読む文章
「支援」という看板を外してみようと思った話

私は現在、NPO法人サンカクシャという団体を2019年に立ち上げ、15歳から25歳くらいまでの若者の居場所作りや仕事、住まいのサポートを行っています。
居場所は3箇所、都内で約160人くらいの若者に伴走をしてサポートしています。

団体立ち上げの前からホームレス支援や子どもの貧困問題に取り組み、活動を始めてから13年近く経ちました。

子どもの貧困という言葉が全国的に広がり、SDGsという言葉の広がりやコロナの影響も相まって、社会貢献や人のために何かをするという行為はそれほど珍しいことではなくなったような気がしています。

約10年前と比べて、ものすごくNPOの活動に対しての世間の見方が変わりました。

それこそ10年前なんて、子どもの貧困というだけで、日本にそんな人いるの?という説明から始めないといけませんでした。

今では、そんなことはなく、何か手伝うよ!だとか、逆に向こうの方からお手伝いしたいと申し出てくれるくらい社会の風向きが変わって気がしています。(もちろん、まだまだ一部だとは思いますが)

何かしたいと思い行動する人、団体を立ち上げる人、支援を拡充していく人、何かしないとと動き出す企業などなど「支援」はまだまだ一部ではありますが、10年前と比べて増えてきた印象があります。

しかしながら、困りごとを抱える人はまだまだたくさんいますし、社会課題が解決したのかというと全然そんなことはなく、いまだに困っている人はたくさんいます。

支援は広がってきた現状に対して、ちょっと違うアプローチが必要なんじゃないかなと思って、この記事を書いてみました。

活動を続けながら感じる違和感


私はこれまで活動している中で、少しずつ違和感を感じてきた言葉があります。

それは「支援」という言葉です。

いまだに、毎日のように使っていますし、団体としても支援団体というカテゴリに入っているので、便宜的に支援という言葉を使っています。

でも、私たちがやっていることは「支援」か?と言われると、そうではないような気がするなと思いますし、実際に私たちが支援をしている若者も、支援を求めにきているわけではないと常々思います。

さらに、若者は「支援」という言葉に少し抵抗があることや毛嫌いしていることがわかってきました。

それでも、「支援」という言葉を使い続けていいのだろうか・・・
そんな葛藤をものすごく感じています。

生活保護を受けたくない若者

私は、若者の居場所や住まいのサポートをしているので、毎日若者と接し、週1、2回程度は一緒に寝泊まりしてますし、ほぼ毎日若者とゲームをして、一緒の時間を過ごすことを大事にしています。

やること
読む文章によると、筆者がNPO法人サンカクシャを立ち上げたのは何年ですか。 この一覧は今回の作業にはまったく関係しません。

与えられた一覧

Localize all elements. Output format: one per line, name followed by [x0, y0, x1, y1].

回答
2019年に立ち上げました。